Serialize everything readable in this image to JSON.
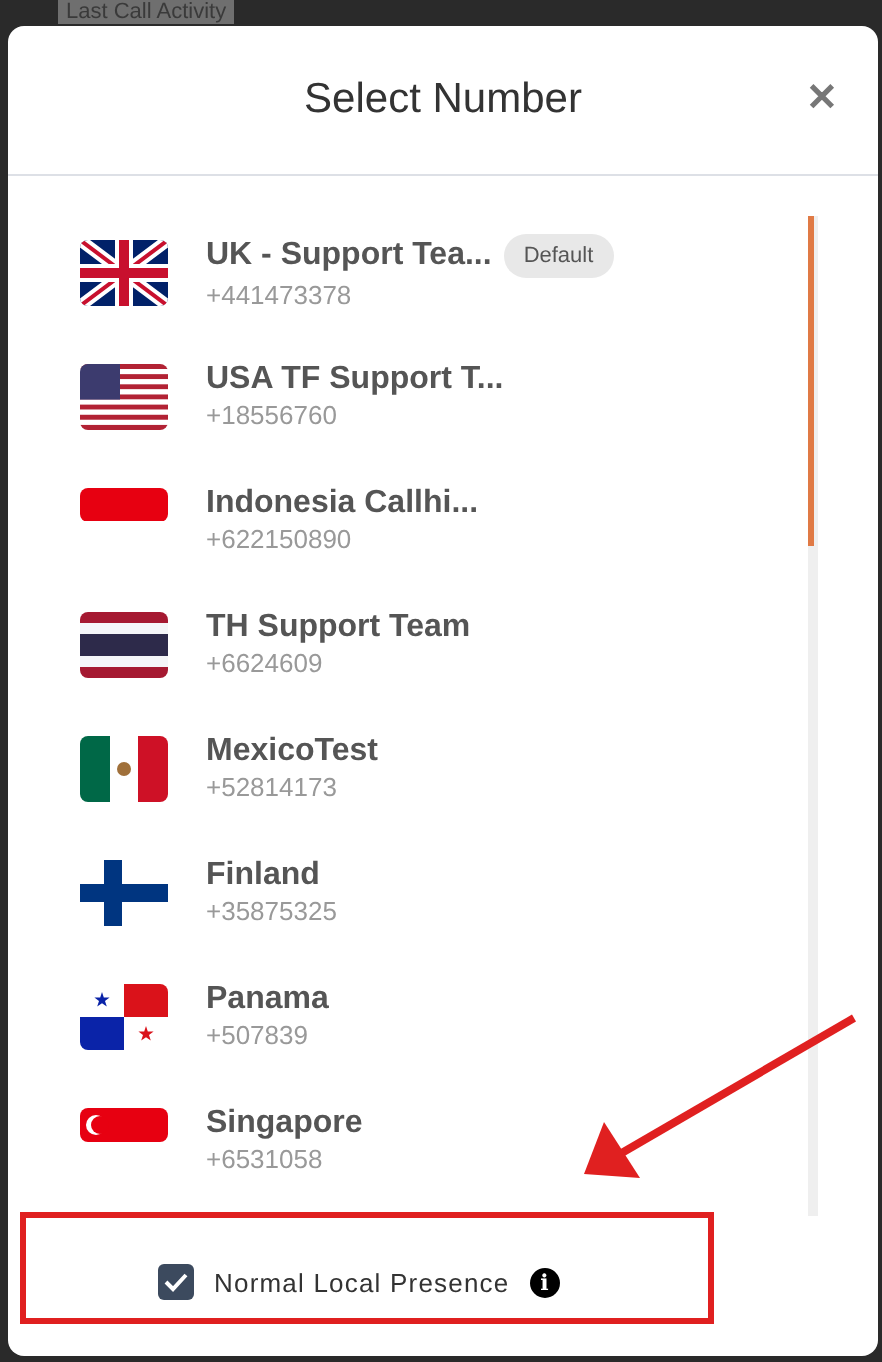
{
  "background": {
    "title": "Last Call Activity"
  },
  "dialog": {
    "title": "Select Number",
    "close": "✕"
  },
  "numbers": [
    {
      "kind": "uk",
      "name": "UK - Support Tea...",
      "number": "+441473378",
      "badge": "Default"
    },
    {
      "kind": "us",
      "name": "USA TF Support T...",
      "number": "+18556760"
    },
    {
      "kind": "id",
      "name": "Indonesia Callhi...",
      "number": "+622150890"
    },
    {
      "kind": "th",
      "name": "TH Support Team",
      "number": "+6624609"
    },
    {
      "kind": "mx",
      "name": "MexicoTest",
      "number": "+52814173"
    },
    {
      "kind": "fi",
      "name": "Finland",
      "number": "+35875325"
    },
    {
      "kind": "pa",
      "name": "Panama",
      "number": "+507839"
    },
    {
      "kind": "sg",
      "name": "Singapore",
      "number": "+6531058"
    }
  ],
  "footer": {
    "label": "Normal Local Presence",
    "checked": true,
    "info": "i"
  }
}
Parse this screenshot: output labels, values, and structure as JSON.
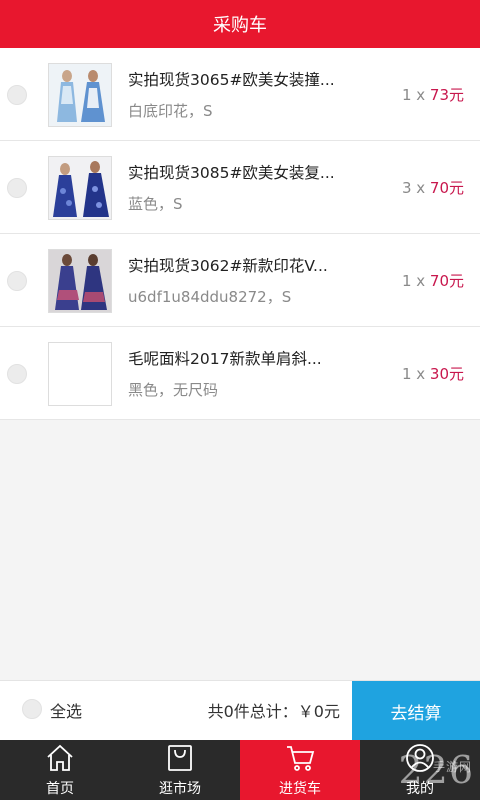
{
  "header": {
    "title": "采购车"
  },
  "cart": {
    "items": [
      {
        "title": "实拍现货3065#欧美女装撞...",
        "spec": "白底印花，S",
        "qty": "1 x ",
        "price": "73元",
        "thumb": "dress-photo-light-blue"
      },
      {
        "title": "实拍现货3085#欧美女装复...",
        "spec": "蓝色，S",
        "qty": "3 x ",
        "price": "70元",
        "thumb": "dress-photo-blue-floral"
      },
      {
        "title": "实拍现货3062#新款印花V...",
        "spec": "u6df1u84ddu8272，S",
        "qty": "1 x ",
        "price": "70元",
        "thumb": "dress-photo-blue-print"
      },
      {
        "title": "毛呢面料2017新款单肩斜...",
        "spec": "黑色，无尺码",
        "qty": "1 x ",
        "price": "30元",
        "thumb": "empty"
      }
    ]
  },
  "footer": {
    "select_all": "全选",
    "total": "共0件总计：￥0元",
    "checkout": "去结算"
  },
  "tabbar": {
    "items": [
      {
        "label": "首页",
        "icon": "home-icon"
      },
      {
        "label": "逛市场",
        "icon": "shopping-bag-icon"
      },
      {
        "label": "进货车",
        "icon": "cart-icon"
      },
      {
        "label": "我的",
        "icon": "user-icon"
      }
    ]
  },
  "watermark": {
    "text": "226",
    "sub": "手游网"
  },
  "colors": {
    "brand_red": "#e8172e",
    "checkout_blue": "#1fa3e0",
    "price": "#c8174d",
    "tabbar_bg": "#2a2a2a"
  }
}
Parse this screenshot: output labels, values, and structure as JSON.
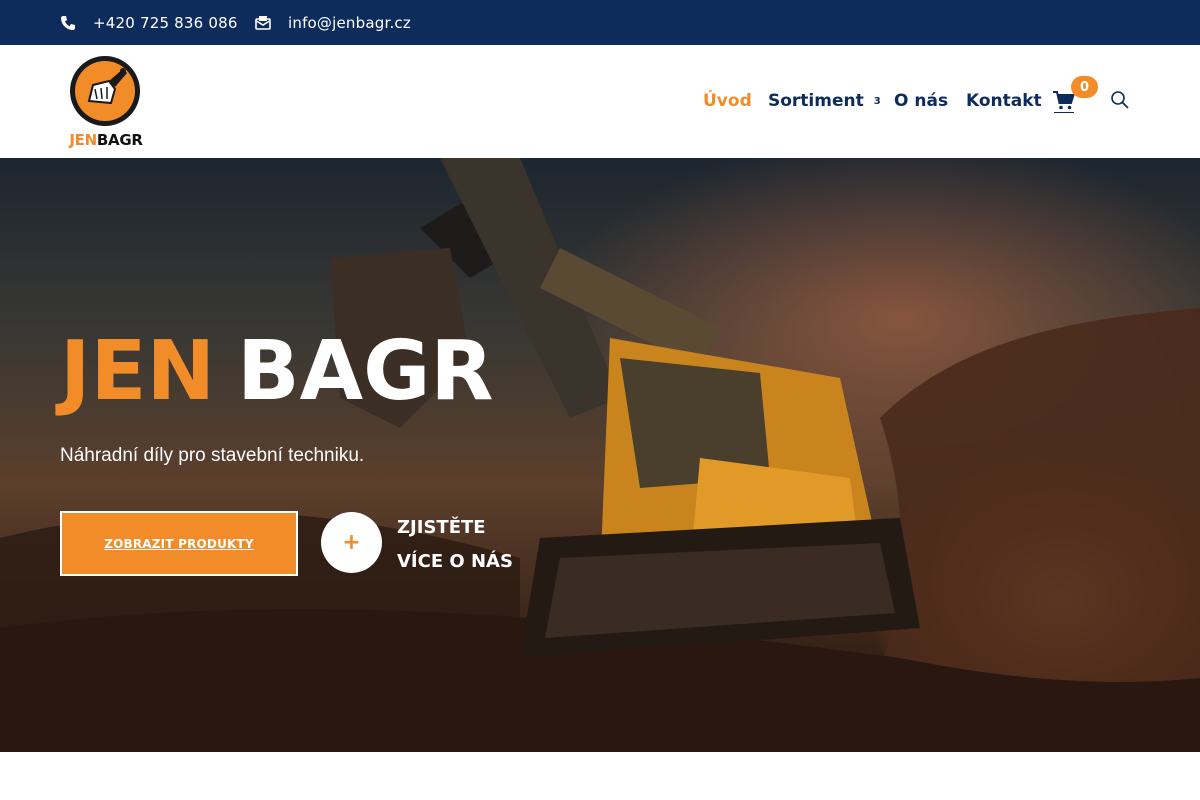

__TASK__
Set down every entry word for word, but omit the pictures.

__COMPLETE OUTPUT__
Serialize everything readable in this image to JSON.
{
  "background": {
    "title": "Last Call Activity"
  },
  "dialog": {
    "title": "Select Number",
    "close": "✕"
  },
  "numbers": [
    {
      "kind": "uk",
      "name": "UK - Support Tea...",
      "number": "+441473378",
      "badge": "Default"
    },
    {
      "kind": "us",
      "name": "USA TF Support T...",
      "number": "+18556760"
    },
    {
      "kind": "id",
      "name": "Indonesia Callhi...",
      "number": "+622150890"
    },
    {
      "kind": "th",
      "name": "TH Support Team",
      "number": "+6624609"
    },
    {
      "kind": "mx",
      "name": "MexicoTest",
      "number": "+52814173"
    },
    {
      "kind": "fi",
      "name": "Finland",
      "number": "+35875325"
    },
    {
      "kind": "pa",
      "name": "Panama",
      "number": "+507839"
    },
    {
      "kind": "sg",
      "name": "Singapore",
      "number": "+6531058"
    }
  ],
  "footer": {
    "label": "Normal Local Presence",
    "checked": true,
    "info": "i"
  }
}
Parse this screenshot: output labels, values, and structure as JSON.
{
  "header": {
    "title": "采购车"
  },
  "cart": {
    "items": [
      {
        "title": "实拍现货3065#欧美女装撞...",
        "spec": "白底印花，S",
        "qty": "1 x ",
        "price": "73元",
        "thumb": "dress-photo-light-blue"
      },
      {
        "title": "实拍现货3085#欧美女装复...",
        "spec": "蓝色，S",
        "qty": "3 x ",
        "price": "70元",
        "thumb": "dress-photo-blue-floral"
      },
      {
        "title": "实拍现货3062#新款印花V...",
        "spec": "u6df1u84ddu8272，S",
        "qty": "1 x ",
        "price": "70元",
        "thumb": "dress-photo-blue-print"
      },
      {
        "title": "毛呢面料2017新款单肩斜...",
        "spec": "黑色，无尺码",
        "qty": "1 x ",
        "price": "30元",
        "thumb": "empty"
      }
    ]
  },
  "footer": {
    "select_all": "全选",
    "total": "共0件总计：￥0元",
    "checkout": "去结算"
  },
  "tabbar": {
    "items": [
      {
        "label": "首页",
        "icon": "home-icon"
      },
      {
        "label": "逛市场",
        "icon": "shopping-bag-icon"
      },
      {
        "label": "进货车",
        "icon": "cart-icon"
      },
      {
        "label": "我的",
        "icon": "user-icon"
      }
    ]
  },
  "watermark": {
    "text": "226",
    "sub": "手游网"
  },
  "colors": {
    "brand_red": "#e8172e",
    "checkout_blue": "#1fa3e0",
    "price": "#c8174d",
    "tabbar_bg": "#2a2a2a"
  }
}
Parse this screenshot: output labels, values, and structure as JSON.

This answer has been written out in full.